Challenge → Retype the whole listing, please, keeping every line exact and dropping the pictures.

* Start Input *

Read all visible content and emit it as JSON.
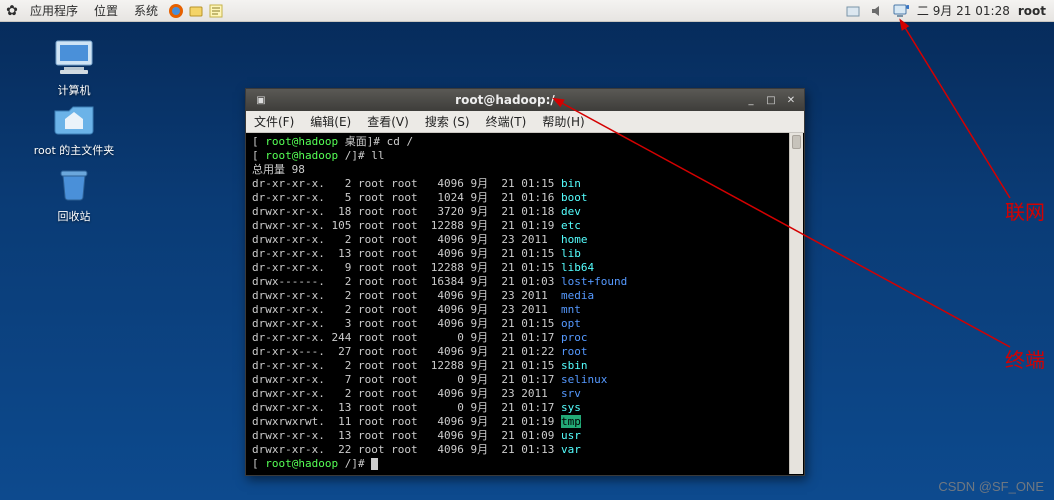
{
  "panel": {
    "menus": [
      "应用程序",
      "位置",
      "系统"
    ],
    "clock": "二  9月 21 01:28",
    "user": "root"
  },
  "desktop": {
    "computer": "计算机",
    "home": "root 的主文件夹",
    "trash": "回收站"
  },
  "terminal": {
    "title": "root@hadoop:/",
    "menus": [
      "文件(F)",
      "编辑(E)",
      "查看(V)",
      "搜索 (S)",
      "终端(T)",
      "帮助(H)"
    ],
    "prompt1_user": "root@hadoop",
    "prompt1_path": "桌面",
    "cmd1": "cd /",
    "prompt2_user": "root@hadoop",
    "prompt2_path": "/",
    "cmd2": "ll",
    "total": "总用量 98",
    "rows": [
      {
        "perm": "dr-xr-xr-x.",
        "lnk": "  2",
        "own": "root root",
        "size": "  4096",
        "mon": "9月",
        "day": "21",
        "time": "01:15",
        "name": "bin",
        "cls": "cy"
      },
      {
        "perm": "dr-xr-xr-x.",
        "lnk": "  5",
        "own": "root root",
        "size": "  1024",
        "mon": "9月",
        "day": "21",
        "time": "01:16",
        "name": "boot",
        "cls": "cy"
      },
      {
        "perm": "drwxr-xr-x.",
        "lnk": " 18",
        "own": "root root",
        "size": "  3720",
        "mon": "9月",
        "day": "21",
        "time": "01:18",
        "name": "dev",
        "cls": "cy"
      },
      {
        "perm": "drwxr-xr-x.",
        "lnk": "105",
        "own": "root root",
        "size": " 12288",
        "mon": "9月",
        "day": "21",
        "time": "01:19",
        "name": "etc",
        "cls": "cy"
      },
      {
        "perm": "drwxr-xr-x.",
        "lnk": "  2",
        "own": "root root",
        "size": "  4096",
        "mon": "9月",
        "day": "23",
        "time": "2011 ",
        "name": "home",
        "cls": "cy"
      },
      {
        "perm": "dr-xr-xr-x.",
        "lnk": " 13",
        "own": "root root",
        "size": "  4096",
        "mon": "9月",
        "day": "21",
        "time": "01:15",
        "name": "lib",
        "cls": "cy"
      },
      {
        "perm": "dr-xr-xr-x.",
        "lnk": "  9",
        "own": "root root",
        "size": " 12288",
        "mon": "9月",
        "day": "21",
        "time": "01:15",
        "name": "lib64",
        "cls": "cy"
      },
      {
        "perm": "drwx------.",
        "lnk": "  2",
        "own": "root root",
        "size": " 16384",
        "mon": "9月",
        "day": "21",
        "time": "01:03",
        "name": "lost+found",
        "cls": "bl"
      },
      {
        "perm": "drwxr-xr-x.",
        "lnk": "  2",
        "own": "root root",
        "size": "  4096",
        "mon": "9月",
        "day": "23",
        "time": "2011 ",
        "name": "media",
        "cls": "bl"
      },
      {
        "perm": "drwxr-xr-x.",
        "lnk": "  2",
        "own": "root root",
        "size": "  4096",
        "mon": "9月",
        "day": "23",
        "time": "2011 ",
        "name": "mnt",
        "cls": "bl"
      },
      {
        "perm": "drwxr-xr-x.",
        "lnk": "  3",
        "own": "root root",
        "size": "  4096",
        "mon": "9月",
        "day": "21",
        "time": "01:15",
        "name": "opt",
        "cls": "bl"
      },
      {
        "perm": "dr-xr-xr-x.",
        "lnk": "244",
        "own": "root root",
        "size": "     0",
        "mon": "9月",
        "day": "21",
        "time": "01:17",
        "name": "proc",
        "cls": "bl"
      },
      {
        "perm": "dr-xr-x---.",
        "lnk": " 27",
        "own": "root root",
        "size": "  4096",
        "mon": "9月",
        "day": "21",
        "time": "01:22",
        "name": "root",
        "cls": "bl"
      },
      {
        "perm": "dr-xr-xr-x.",
        "lnk": "  2",
        "own": "root root",
        "size": " 12288",
        "mon": "9月",
        "day": "21",
        "time": "01:15",
        "name": "sbin",
        "cls": "cy"
      },
      {
        "perm": "drwxr-xr-x.",
        "lnk": "  7",
        "own": "root root",
        "size": "     0",
        "mon": "9月",
        "day": "21",
        "time": "01:17",
        "name": "selinux",
        "cls": "bl"
      },
      {
        "perm": "drwxr-xr-x.",
        "lnk": "  2",
        "own": "root root",
        "size": "  4096",
        "mon": "9月",
        "day": "23",
        "time": "2011 ",
        "name": "srv",
        "cls": "bl"
      },
      {
        "perm": "drwxr-xr-x.",
        "lnk": " 13",
        "own": "root root",
        "size": "     0",
        "mon": "9月",
        "day": "21",
        "time": "01:17",
        "name": "sys",
        "cls": "cy"
      },
      {
        "perm": "drwxrwxrwt.",
        "lnk": " 11",
        "own": "root root",
        "size": "  4096",
        "mon": "9月",
        "day": "21",
        "time": "01:19",
        "name": "tmp",
        "cls": "hl"
      },
      {
        "perm": "drwxr-xr-x.",
        "lnk": " 13",
        "own": "root root",
        "size": "  4096",
        "mon": "9月",
        "day": "21",
        "time": "01:09",
        "name": "usr",
        "cls": "cy"
      },
      {
        "perm": "drwxr-xr-x.",
        "lnk": " 22",
        "own": "root root",
        "size": "  4096",
        "mon": "9月",
        "day": "21",
        "time": "01:13",
        "name": "var",
        "cls": "cy"
      }
    ],
    "prompt3_user": "root@hadoop",
    "prompt3_path": "/"
  },
  "annotations": {
    "network": "联网",
    "terminal": "终端"
  },
  "watermark": "CSDN @SF_ONE"
}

* End Input *

Solution to this task →
Read all visible content and emit it as JSON.
{
  "panel": {
    "menus": [
      "应用程序",
      "位置",
      "系统"
    ],
    "clock": "二  9月 21 01:28",
    "user": "root"
  },
  "desktop": {
    "computer": "计算机",
    "home": "root 的主文件夹",
    "trash": "回收站"
  },
  "terminal": {
    "title": "root@hadoop:/",
    "menus": [
      "文件(F)",
      "编辑(E)",
      "查看(V)",
      "搜索 (S)",
      "终端(T)",
      "帮助(H)"
    ],
    "prompt1_user": "root@hadoop",
    "prompt1_path": "桌面",
    "cmd1": "cd /",
    "prompt2_user": "root@hadoop",
    "prompt2_path": "/",
    "cmd2": "ll",
    "total": "总用量 98",
    "rows": [
      {
        "perm": "dr-xr-xr-x.",
        "lnk": "  2",
        "own": "root root",
        "size": "  4096",
        "mon": "9月",
        "day": "21",
        "time": "01:15",
        "name": "bin",
        "cls": "cy"
      },
      {
        "perm": "dr-xr-xr-x.",
        "lnk": "  5",
        "own": "root root",
        "size": "  1024",
        "mon": "9月",
        "day": "21",
        "time": "01:16",
        "name": "boot",
        "cls": "cy"
      },
      {
        "perm": "drwxr-xr-x.",
        "lnk": " 18",
        "own": "root root",
        "size": "  3720",
        "mon": "9月",
        "day": "21",
        "time": "01:18",
        "name": "dev",
        "cls": "cy"
      },
      {
        "perm": "drwxr-xr-x.",
        "lnk": "105",
        "own": "root root",
        "size": " 12288",
        "mon": "9月",
        "day": "21",
        "time": "01:19",
        "name": "etc",
        "cls": "cy"
      },
      {
        "perm": "drwxr-xr-x.",
        "lnk": "  2",
        "own": "root root",
        "size": "  4096",
        "mon": "9月",
        "day": "23",
        "time": "2011 ",
        "name": "home",
        "cls": "cy"
      },
      {
        "perm": "dr-xr-xr-x.",
        "lnk": " 13",
        "own": "root root",
        "size": "  4096",
        "mon": "9月",
        "day": "21",
        "time": "01:15",
        "name": "lib",
        "cls": "cy"
      },
      {
        "perm": "dr-xr-xr-x.",
        "lnk": "  9",
        "own": "root root",
        "size": " 12288",
        "mon": "9月",
        "day": "21",
        "time": "01:15",
        "name": "lib64",
        "cls": "cy"
      },
      {
        "perm": "drwx------.",
        "lnk": "  2",
        "own": "root root",
        "size": " 16384",
        "mon": "9月",
        "day": "21",
        "time": "01:03",
        "name": "lost+found",
        "cls": "bl"
      },
      {
        "perm": "drwxr-xr-x.",
        "lnk": "  2",
        "own": "root root",
        "size": "  4096",
        "mon": "9月",
        "day": "23",
        "time": "2011 ",
        "name": "media",
        "cls": "bl"
      },
      {
        "perm": "drwxr-xr-x.",
        "lnk": "  2",
        "own": "root root",
        "size": "  4096",
        "mon": "9月",
        "day": "23",
        "time": "2011 ",
        "name": "mnt",
        "cls": "bl"
      },
      {
        "perm": "drwxr-xr-x.",
        "lnk": "  3",
        "own": "root root",
        "size": "  4096",
        "mon": "9月",
        "day": "21",
        "time": "01:15",
        "name": "opt",
        "cls": "bl"
      },
      {
        "perm": "dr-xr-xr-x.",
        "lnk": "244",
        "own": "root root",
        "size": "     0",
        "mon": "9月",
        "day": "21",
        "time": "01:17",
        "name": "proc",
        "cls": "bl"
      },
      {
        "perm": "dr-xr-x---.",
        "lnk": " 27",
        "own": "root root",
        "size": "  4096",
        "mon": "9月",
        "day": "21",
        "time": "01:22",
        "name": "root",
        "cls": "bl"
      },
      {
        "perm": "dr-xr-xr-x.",
        "lnk": "  2",
        "own": "root root",
        "size": " 12288",
        "mon": "9月",
        "day": "21",
        "time": "01:15",
        "name": "sbin",
        "cls": "cy"
      },
      {
        "perm": "drwxr-xr-x.",
        "lnk": "  7",
        "own": "root root",
        "size": "     0",
        "mon": "9月",
        "day": "21",
        "time": "01:17",
        "name": "selinux",
        "cls": "bl"
      },
      {
        "perm": "drwxr-xr-x.",
        "lnk": "  2",
        "own": "root root",
        "size": "  4096",
        "mon": "9月",
        "day": "23",
        "time": "2011 ",
        "name": "srv",
        "cls": "bl"
      },
      {
        "perm": "drwxr-xr-x.",
        "lnk": " 13",
        "own": "root root",
        "size": "     0",
        "mon": "9月",
        "day": "21",
        "time": "01:17",
        "name": "sys",
        "cls": "cy"
      },
      {
        "perm": "drwxrwxrwt.",
        "lnk": " 11",
        "own": "root root",
        "size": "  4096",
        "mon": "9月",
        "day": "21",
        "time": "01:19",
        "name": "tmp",
        "cls": "hl"
      },
      {
        "perm": "drwxr-xr-x.",
        "lnk": " 13",
        "own": "root root",
        "size": "  4096",
        "mon": "9月",
        "day": "21",
        "time": "01:09",
        "name": "usr",
        "cls": "cy"
      },
      {
        "perm": "drwxr-xr-x.",
        "lnk": " 22",
        "own": "root root",
        "size": "  4096",
        "mon": "9月",
        "day": "21",
        "time": "01:13",
        "name": "var",
        "cls": "cy"
      }
    ],
    "prompt3_user": "root@hadoop",
    "prompt3_path": "/"
  },
  "annotations": {
    "network": "联网",
    "terminal": "终端"
  },
  "watermark": "CSDN @SF_ONE"
}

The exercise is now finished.